_Objective_:
Without including any pictures, copy each entry below exactly.

++++ Data extract

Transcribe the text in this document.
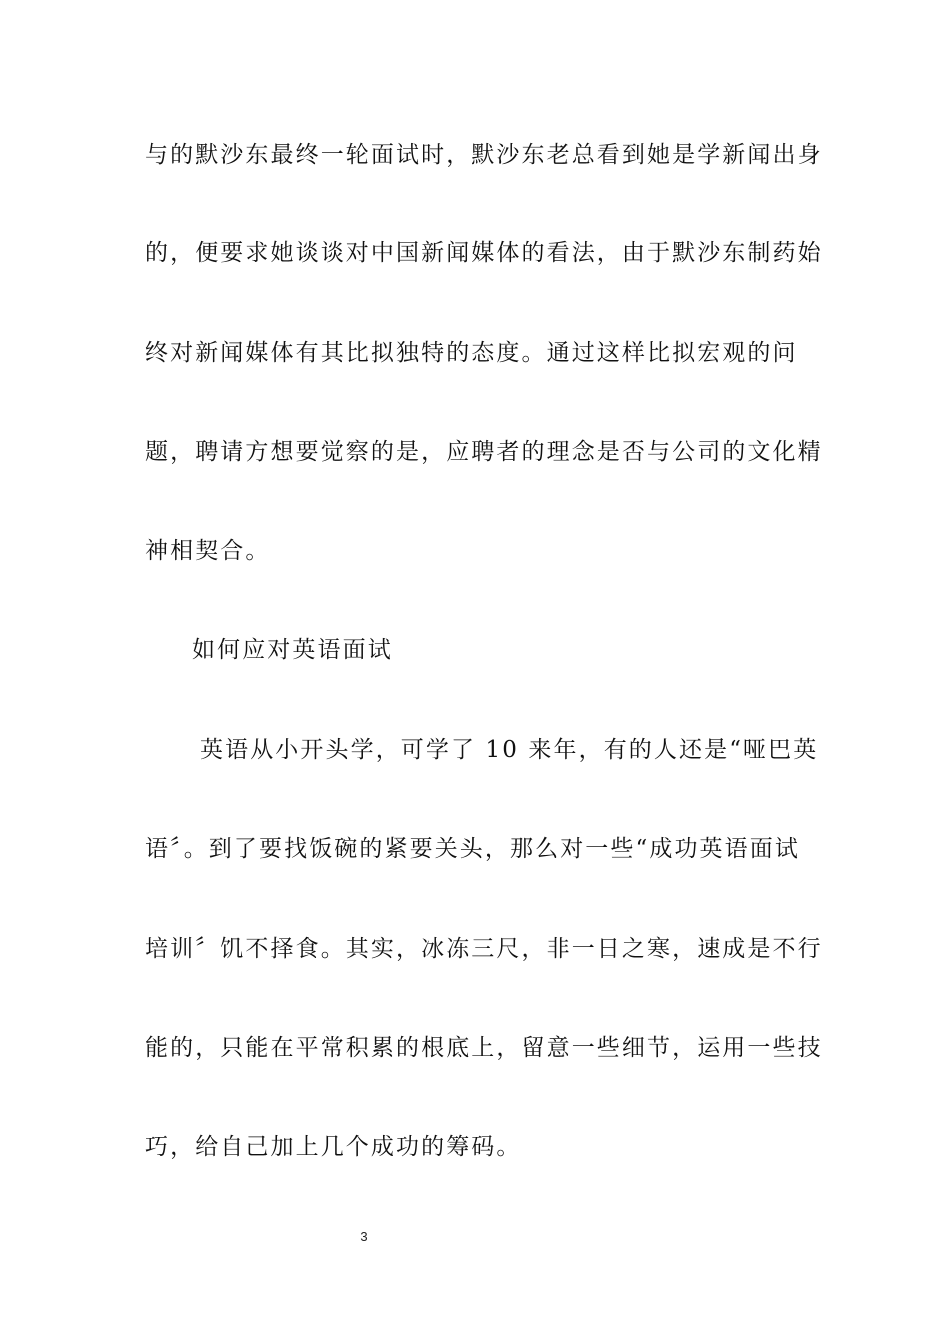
与的默沙东最终一轮面试时，默沙东老总看到她是学新闻出身
的，便要求她谈谈对中国新闻媒体的看法，由于默沙东制药始
终对新闻媒体有其比拟独特的态度。通过这样比拟宏观的问
题，聘请方想要觉察的是，应聘者的理念是否与公司的文化精
神相契合。
如何应对英语面试
英语从小开头学，可学了 10 来年，有的人还是“哑巴英
语〞。到了要找饭碗的紧要关头，那么对一些“成功英语面试
培训〞饥不择食。其实，冰冻三尺，非一日之寒，速成是不行
能的，只能在平常积累的根底上，留意一些细节，运用一些技
巧，给自己加上几个成功的筹码。
3
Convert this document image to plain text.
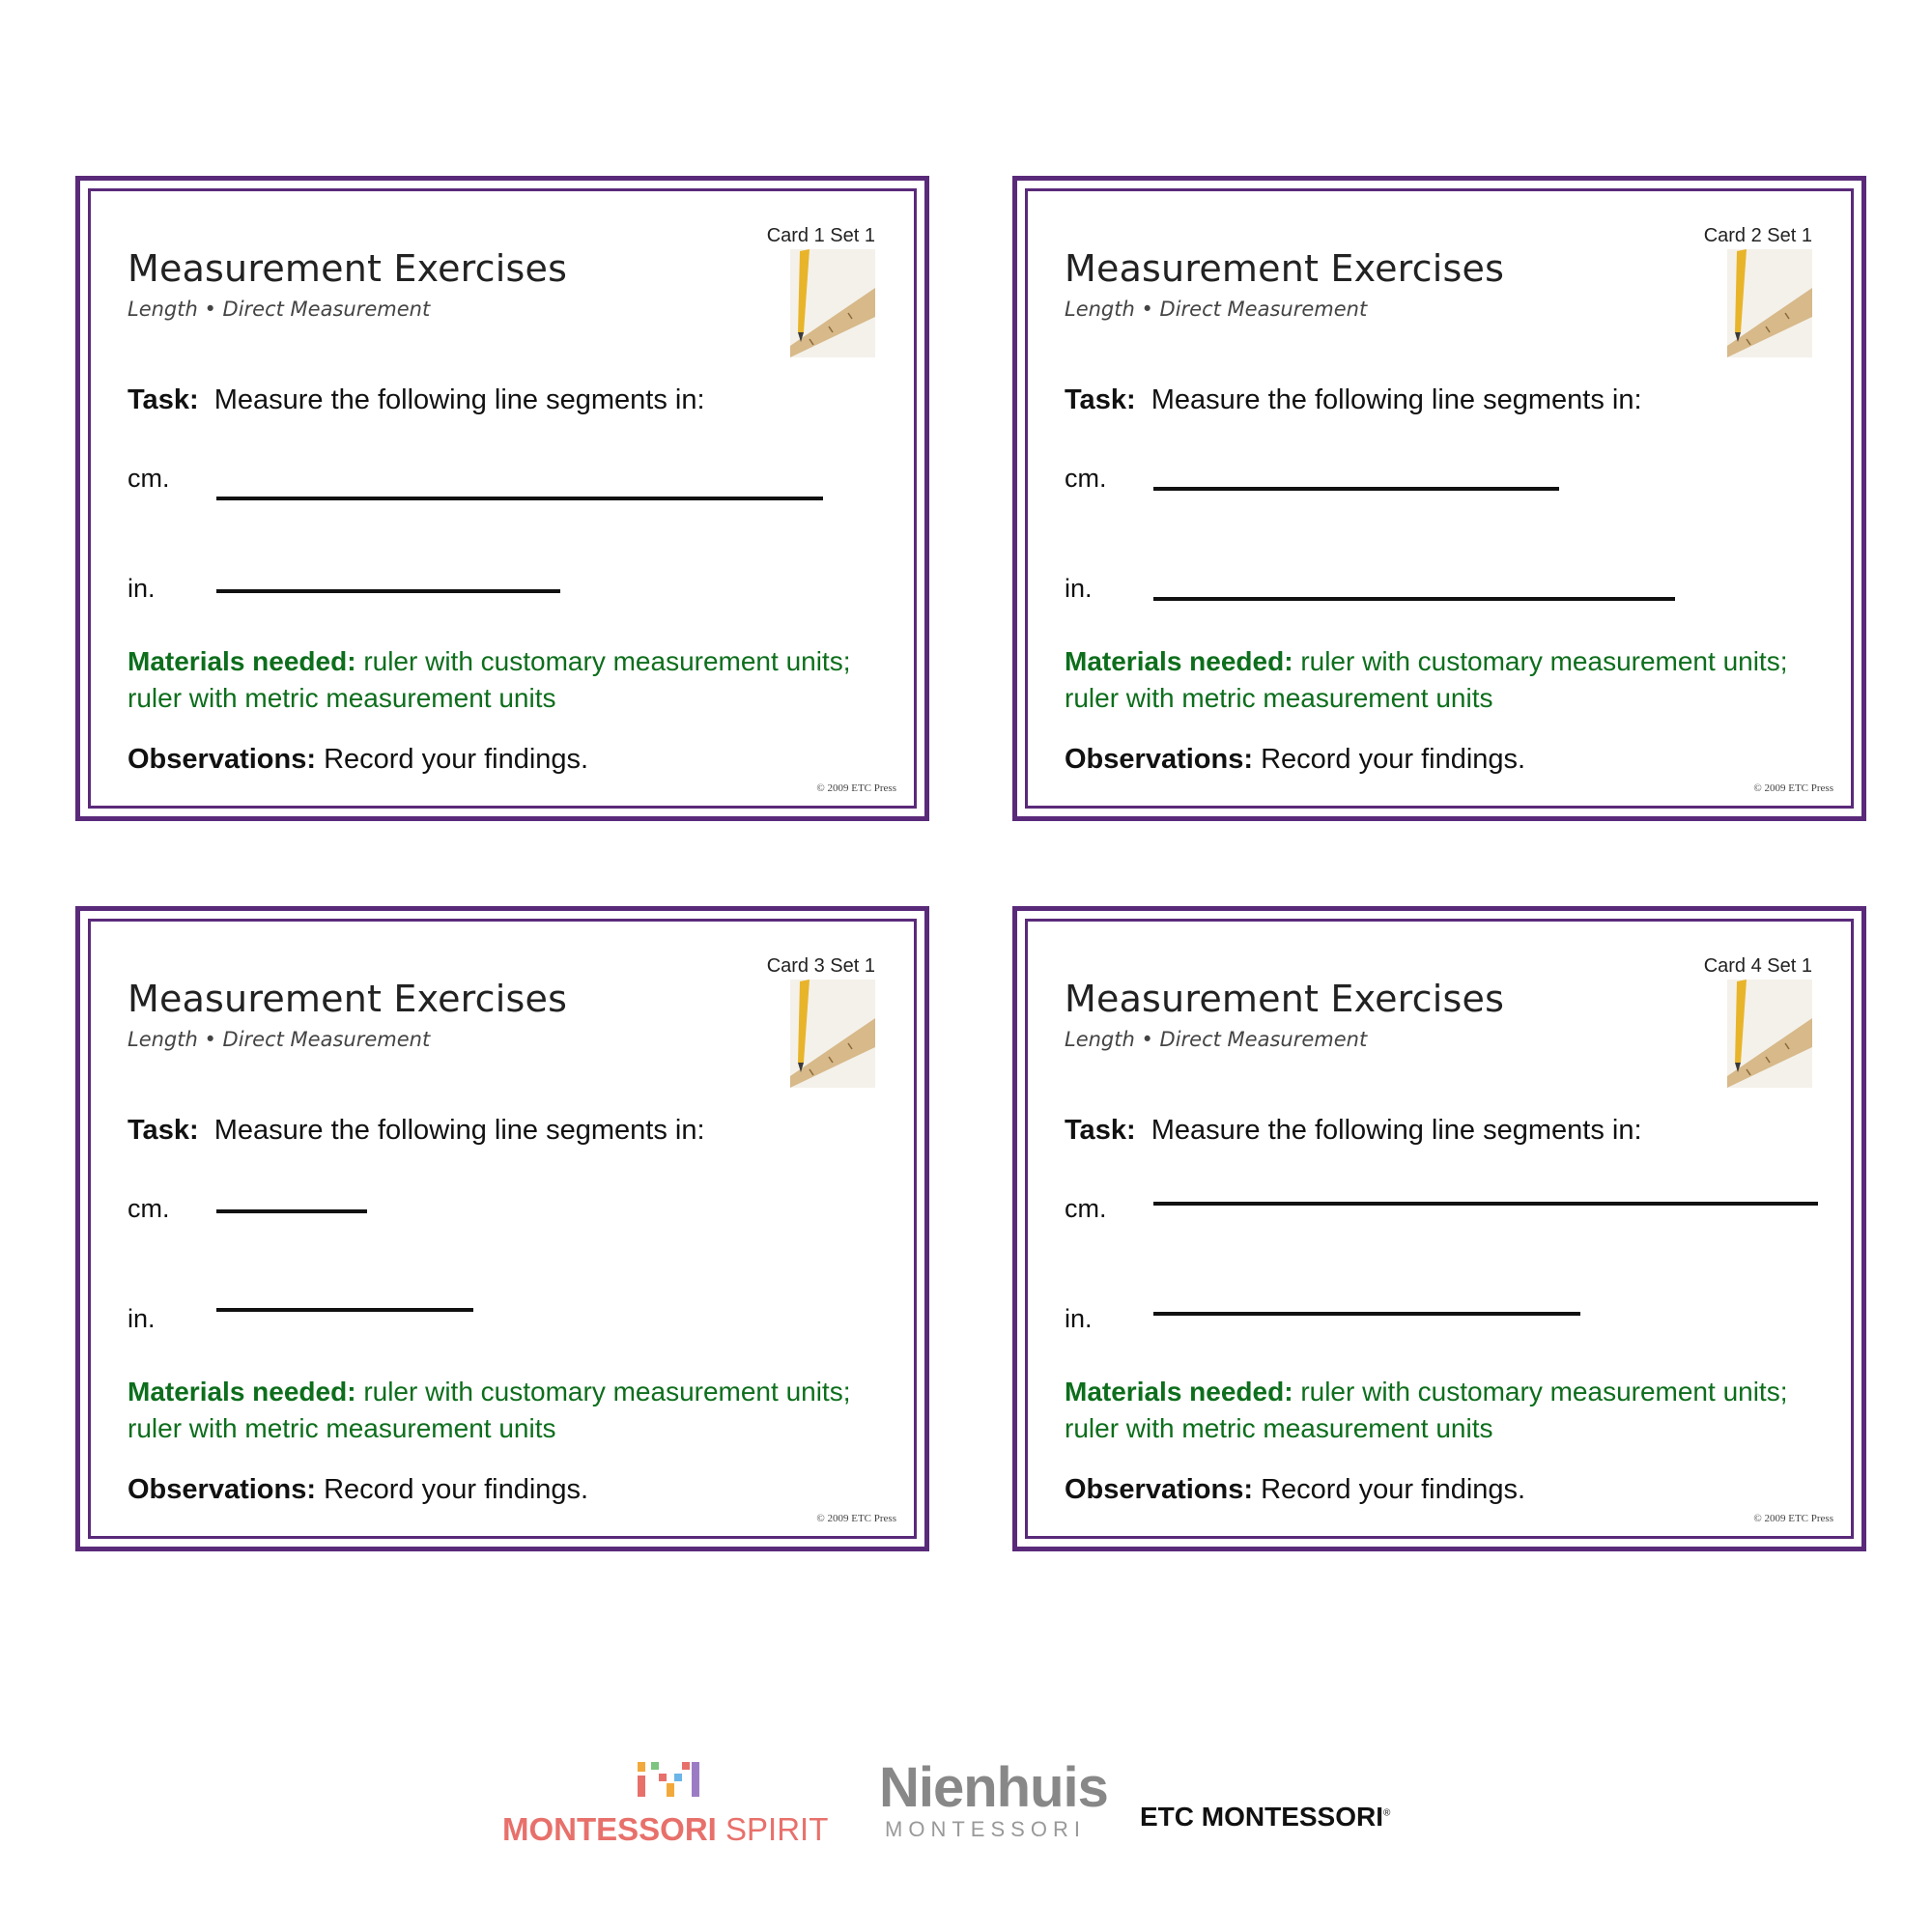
Card 1 Set 1
Measurement Exercises
Length • Direct Measurement
Task: Measure the following line segments in:
cm.
in.
Materials needed: ruler with customary measurement units; ruler with metric measurement units
Observations: Record your findings.
© 2009 ETC Press
Card 2 Set 1
Measurement Exercises
Length • Direct Measurement
Task: Measure the following line segments in:
cm.
in.
Materials needed: ruler with customary measurement units; ruler with metric measurement units
Observations: Record your findings.
© 2009 ETC Press
Card 3 Set 1
Measurement Exercises
Length • Direct Measurement
Task: Measure the following line segments in:
cm.
in.
Materials needed: ruler with customary measurement units; ruler with metric measurement units
Observations: Record your findings.
© 2009 ETC Press
Card 4 Set 1
Measurement Exercises
Length • Direct Measurement
Task: Measure the following line segments in:
cm.
in.
Materials needed: ruler with customary measurement units; ruler with metric measurement units
Observations: Record your findings.
© 2009 ETC Press
MONTESSORI SPIRIT
Nienhuis
MONTESSORI ETC MONTESSORI®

++++++++

_Result_:
Transcribe the text in this document.
与的默沙东最终一轮面试时，默沙东老总看到她是学新闻出身
的，便要求她谈谈对中国新闻媒体的看法，由于默沙东制药始
终对新闻媒体有其比拟独特的态度。通过这样比拟宏观的问
题，聘请方想要觉察的是，应聘者的理念是否与公司的文化精
神相契合。
如何应对英语面试
英语从小开头学，可学了 10 来年，有的人还是“哑巴英
语〞。到了要找饭碗的紧要关头，那么对一些“成功英语面试
培训〞饥不择食。其实，冰冻三尺，非一日之寒，速成是不行
能的，只能在平常积累的根底上，留意一些细节，运用一些技
巧，给自己加上几个成功的筹码。
3
Convert this document image to plain text.
Card 1 Set 1
Measurement Exercises
Length • Direct Measurement
Task: Measure the following line segments in:
cm.
in.
Materials needed: ruler with customary measurement units; ruler with metric measurement units
Observations: Record your findings.
© 2009 ETC Press
Card 2 Set 1
Measurement Exercises
Length • Direct Measurement
Task: Measure the following line segments in:
cm.
in.
Materials needed: ruler with customary measurement units; ruler with metric measurement units
Observations: Record your findings.
© 2009 ETC Press
Card 3 Set 1
Measurement Exercises
Length • Direct Measurement
Task: Measure the following line segments in:
cm.
in.
Materials needed: ruler with customary measurement units; ruler with metric measurement units
Observations: Record your findings.
© 2009 ETC Press
Card 4 Set 1
Measurement Exercises
Length • Direct Measurement
Task: Measure the following line segments in:
cm.
in.
Materials needed: ruler with customary measurement units; ruler with metric measurement units
Observations: Record your findings.
© 2009 ETC Press
MONTESSORI SPIRIT
Nienhuis
MONTESSORI ETC MONTESSORI®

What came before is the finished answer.